*WRITTEN REQUEST*. In the copy, include every entry exactly but none of the pictures.

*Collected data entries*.
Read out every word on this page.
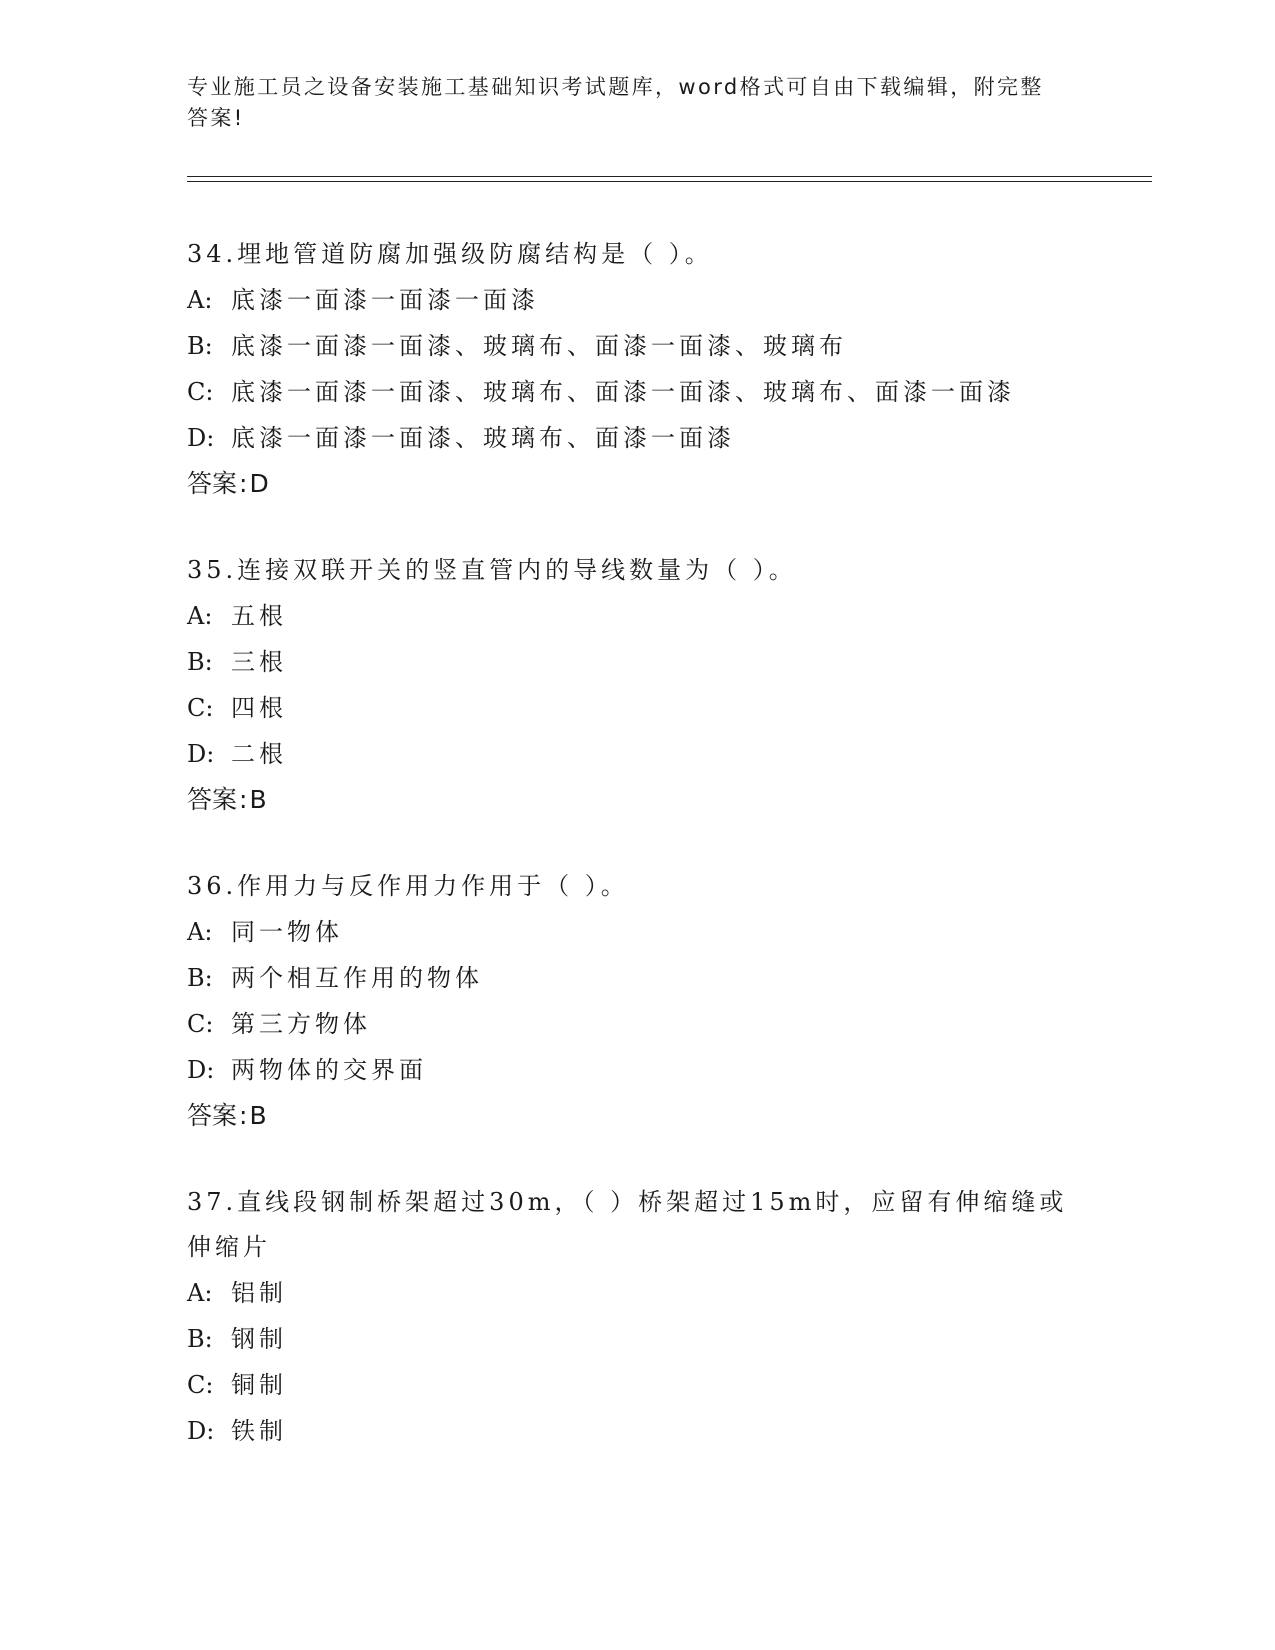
专业施工员之设备安装施工基础知识考试题库，word格式可自由下载编辑，附完整答案!
34.埋地管道防腐加强级防腐结构是（ ）。
A: 底漆一面漆一面漆一面漆
B: 底漆一面漆一面漆、玻璃布、面漆一面漆、玻璃布
C: 底漆一面漆一面漆、玻璃布、面漆一面漆、玻璃布、面漆一面漆
D: 底漆一面漆一面漆、玻璃布、面漆一面漆
答案:D
35.连接双联开关的竖直管内的导线数量为（ ）。
A: 五根
B: 三根
C: 四根
D: 二根
答案:B
36.作用力与反作用力作用于（ ）。
A: 同一物体
B: 两个相互作用的物体
C: 第三方物体
D: 两物体的交界面
答案:B
37.直线段钢制桥架超过30m，（ ）桥架超过15m时，应留有伸缩缝或伸缩片
A: 铝制
B: 钢制
C: 铜制
D: 铁制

*CORRECT OUTPUT*.
Read out every word on this page.
专业施工员之设备安装施工基础知识考试题库，word格式可自由下载编辑，附完整答案!
34.埋地管道防腐加强级防腐结构是（ ）。
A: 底漆一面漆一面漆一面漆
B: 底漆一面漆一面漆、玻璃布、面漆一面漆、玻璃布
C: 底漆一面漆一面漆、玻璃布、面漆一面漆、玻璃布、面漆一面漆
D: 底漆一面漆一面漆、玻璃布、面漆一面漆
答案:D
35.连接双联开关的竖直管内的导线数量为（ ）。
A: 五根
B: 三根
C: 四根
D: 二根
答案:B
36.作用力与反作用力作用于（ ）。
A: 同一物体
B: 两个相互作用的物体
C: 第三方物体
D: 两物体的交界面
答案:B
37.直线段钢制桥架超过30m，（ ）桥架超过15m时，应留有伸缩缝或伸缩片
A: 铝制
B: 钢制
C: 铜制
D: 铁制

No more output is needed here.